--- Problem ---
Recast the listing lines as a Markdown table with the columns Row and Line, numbering each row and omitting blank lines. Begin at the first line of the listing and stop after the line that contains "divider (22, 619, 755, 621)".

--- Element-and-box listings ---

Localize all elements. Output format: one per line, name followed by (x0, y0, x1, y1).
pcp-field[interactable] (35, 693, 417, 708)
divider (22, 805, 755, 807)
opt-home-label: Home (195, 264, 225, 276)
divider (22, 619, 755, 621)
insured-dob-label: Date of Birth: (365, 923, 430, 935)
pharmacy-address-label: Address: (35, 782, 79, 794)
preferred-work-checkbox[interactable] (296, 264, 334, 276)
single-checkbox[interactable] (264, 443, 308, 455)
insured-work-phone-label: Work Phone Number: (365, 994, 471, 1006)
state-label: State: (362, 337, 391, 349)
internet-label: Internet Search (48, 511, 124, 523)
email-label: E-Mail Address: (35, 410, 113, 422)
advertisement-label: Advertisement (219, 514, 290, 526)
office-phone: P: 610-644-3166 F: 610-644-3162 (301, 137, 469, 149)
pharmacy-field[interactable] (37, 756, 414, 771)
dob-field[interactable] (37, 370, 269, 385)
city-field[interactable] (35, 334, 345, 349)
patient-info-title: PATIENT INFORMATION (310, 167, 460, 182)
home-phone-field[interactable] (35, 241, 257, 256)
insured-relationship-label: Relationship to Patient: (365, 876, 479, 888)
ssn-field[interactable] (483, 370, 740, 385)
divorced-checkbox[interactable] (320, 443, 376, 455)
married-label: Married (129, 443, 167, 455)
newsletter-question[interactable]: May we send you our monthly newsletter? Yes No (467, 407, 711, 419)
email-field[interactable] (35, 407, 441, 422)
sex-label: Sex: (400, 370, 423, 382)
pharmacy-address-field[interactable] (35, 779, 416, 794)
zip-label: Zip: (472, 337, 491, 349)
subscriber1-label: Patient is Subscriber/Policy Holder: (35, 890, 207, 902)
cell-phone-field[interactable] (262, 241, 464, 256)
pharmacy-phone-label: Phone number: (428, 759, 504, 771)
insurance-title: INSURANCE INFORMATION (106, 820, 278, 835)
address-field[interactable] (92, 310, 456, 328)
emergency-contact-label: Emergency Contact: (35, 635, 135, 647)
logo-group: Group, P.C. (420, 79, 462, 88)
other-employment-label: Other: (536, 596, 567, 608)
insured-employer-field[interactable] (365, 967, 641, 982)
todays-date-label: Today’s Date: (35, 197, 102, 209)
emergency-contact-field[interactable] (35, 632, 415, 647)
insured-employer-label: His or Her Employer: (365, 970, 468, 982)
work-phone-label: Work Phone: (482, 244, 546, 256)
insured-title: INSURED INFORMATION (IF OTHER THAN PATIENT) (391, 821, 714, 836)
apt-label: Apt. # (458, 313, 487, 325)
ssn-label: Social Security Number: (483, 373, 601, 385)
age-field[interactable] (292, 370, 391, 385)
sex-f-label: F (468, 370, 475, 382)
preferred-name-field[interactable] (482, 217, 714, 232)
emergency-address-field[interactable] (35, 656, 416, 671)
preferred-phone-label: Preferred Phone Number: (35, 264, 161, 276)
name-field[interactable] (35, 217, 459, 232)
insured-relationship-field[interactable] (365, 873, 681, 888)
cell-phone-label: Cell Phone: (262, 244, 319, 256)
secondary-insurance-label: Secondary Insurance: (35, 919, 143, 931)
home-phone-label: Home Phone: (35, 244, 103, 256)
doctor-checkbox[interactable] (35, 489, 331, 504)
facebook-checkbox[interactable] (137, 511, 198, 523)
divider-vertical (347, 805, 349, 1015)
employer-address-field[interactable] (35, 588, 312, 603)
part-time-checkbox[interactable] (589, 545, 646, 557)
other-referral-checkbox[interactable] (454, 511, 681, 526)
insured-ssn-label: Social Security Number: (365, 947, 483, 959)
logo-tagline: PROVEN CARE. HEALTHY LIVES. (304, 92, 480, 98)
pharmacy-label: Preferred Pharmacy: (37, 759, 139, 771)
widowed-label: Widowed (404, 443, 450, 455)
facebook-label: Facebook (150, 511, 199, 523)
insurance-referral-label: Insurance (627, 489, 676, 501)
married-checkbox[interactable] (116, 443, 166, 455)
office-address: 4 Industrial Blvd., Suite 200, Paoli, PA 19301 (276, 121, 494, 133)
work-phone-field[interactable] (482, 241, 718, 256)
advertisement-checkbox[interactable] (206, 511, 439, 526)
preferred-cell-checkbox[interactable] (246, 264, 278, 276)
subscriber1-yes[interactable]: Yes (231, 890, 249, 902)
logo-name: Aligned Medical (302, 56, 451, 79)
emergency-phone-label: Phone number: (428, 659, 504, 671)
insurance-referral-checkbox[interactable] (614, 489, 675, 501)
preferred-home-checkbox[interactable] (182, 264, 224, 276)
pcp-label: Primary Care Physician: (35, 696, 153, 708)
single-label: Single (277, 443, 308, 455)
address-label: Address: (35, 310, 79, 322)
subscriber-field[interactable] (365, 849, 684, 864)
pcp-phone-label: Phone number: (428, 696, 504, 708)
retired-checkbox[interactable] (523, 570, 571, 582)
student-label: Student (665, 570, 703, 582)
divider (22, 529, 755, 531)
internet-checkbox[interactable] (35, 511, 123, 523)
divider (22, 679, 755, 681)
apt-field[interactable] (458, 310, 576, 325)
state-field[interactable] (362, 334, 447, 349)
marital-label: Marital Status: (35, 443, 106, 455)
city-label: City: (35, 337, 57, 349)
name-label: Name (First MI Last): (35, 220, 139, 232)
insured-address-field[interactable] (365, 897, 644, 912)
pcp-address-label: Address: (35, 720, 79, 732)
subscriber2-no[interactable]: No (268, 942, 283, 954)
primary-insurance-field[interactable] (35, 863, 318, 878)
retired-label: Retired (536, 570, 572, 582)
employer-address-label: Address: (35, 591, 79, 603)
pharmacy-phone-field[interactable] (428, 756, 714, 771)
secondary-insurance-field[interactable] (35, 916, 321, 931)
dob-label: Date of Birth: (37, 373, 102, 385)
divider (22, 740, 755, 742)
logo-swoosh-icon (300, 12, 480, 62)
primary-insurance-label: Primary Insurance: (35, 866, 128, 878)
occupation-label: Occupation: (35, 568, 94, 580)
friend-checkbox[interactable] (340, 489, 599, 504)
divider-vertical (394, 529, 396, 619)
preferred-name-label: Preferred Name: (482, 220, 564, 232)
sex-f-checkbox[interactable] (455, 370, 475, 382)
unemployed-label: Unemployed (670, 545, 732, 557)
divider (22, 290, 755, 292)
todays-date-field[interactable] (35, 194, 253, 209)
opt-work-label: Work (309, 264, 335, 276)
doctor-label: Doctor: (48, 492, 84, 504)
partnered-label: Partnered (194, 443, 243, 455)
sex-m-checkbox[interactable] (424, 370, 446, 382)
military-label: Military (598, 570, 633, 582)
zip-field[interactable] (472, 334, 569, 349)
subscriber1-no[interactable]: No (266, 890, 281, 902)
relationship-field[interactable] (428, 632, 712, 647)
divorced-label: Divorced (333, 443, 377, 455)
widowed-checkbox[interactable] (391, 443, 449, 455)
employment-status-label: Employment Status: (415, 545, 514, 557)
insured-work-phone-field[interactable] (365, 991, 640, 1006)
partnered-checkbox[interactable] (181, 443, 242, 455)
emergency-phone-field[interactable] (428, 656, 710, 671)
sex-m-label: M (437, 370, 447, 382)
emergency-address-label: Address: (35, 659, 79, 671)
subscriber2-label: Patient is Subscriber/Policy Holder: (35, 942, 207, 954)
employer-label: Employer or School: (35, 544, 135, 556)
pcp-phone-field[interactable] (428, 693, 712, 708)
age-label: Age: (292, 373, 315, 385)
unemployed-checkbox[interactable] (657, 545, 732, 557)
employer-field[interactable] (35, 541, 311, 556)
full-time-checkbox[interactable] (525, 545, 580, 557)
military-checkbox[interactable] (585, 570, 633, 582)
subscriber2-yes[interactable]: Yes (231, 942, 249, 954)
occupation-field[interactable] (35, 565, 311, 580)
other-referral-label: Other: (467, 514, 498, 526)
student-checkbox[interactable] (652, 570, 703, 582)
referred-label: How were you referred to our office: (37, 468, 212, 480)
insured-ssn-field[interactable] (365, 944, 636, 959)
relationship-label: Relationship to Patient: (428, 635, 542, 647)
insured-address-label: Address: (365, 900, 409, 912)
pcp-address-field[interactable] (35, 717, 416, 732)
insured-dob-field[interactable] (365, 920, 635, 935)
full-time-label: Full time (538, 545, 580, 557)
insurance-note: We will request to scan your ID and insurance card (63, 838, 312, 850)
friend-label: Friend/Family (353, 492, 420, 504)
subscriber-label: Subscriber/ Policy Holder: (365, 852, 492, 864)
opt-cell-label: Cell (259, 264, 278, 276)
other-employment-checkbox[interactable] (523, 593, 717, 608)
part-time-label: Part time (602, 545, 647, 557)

--- Final answer ---
| Row | Line |
|---|---|
| 1 | Localize all elements. Output format: one per line, name followed by (x0, y0, x1, y1). |
| 2 | pcp-field[interactable] (35, 693, 417, 708) |
| 3 | divider (22, 805, 755, 807) |
| 4 | opt-home-label: Home (195, 264, 225, 276) |
| 5 | divider (22, 619, 755, 621) |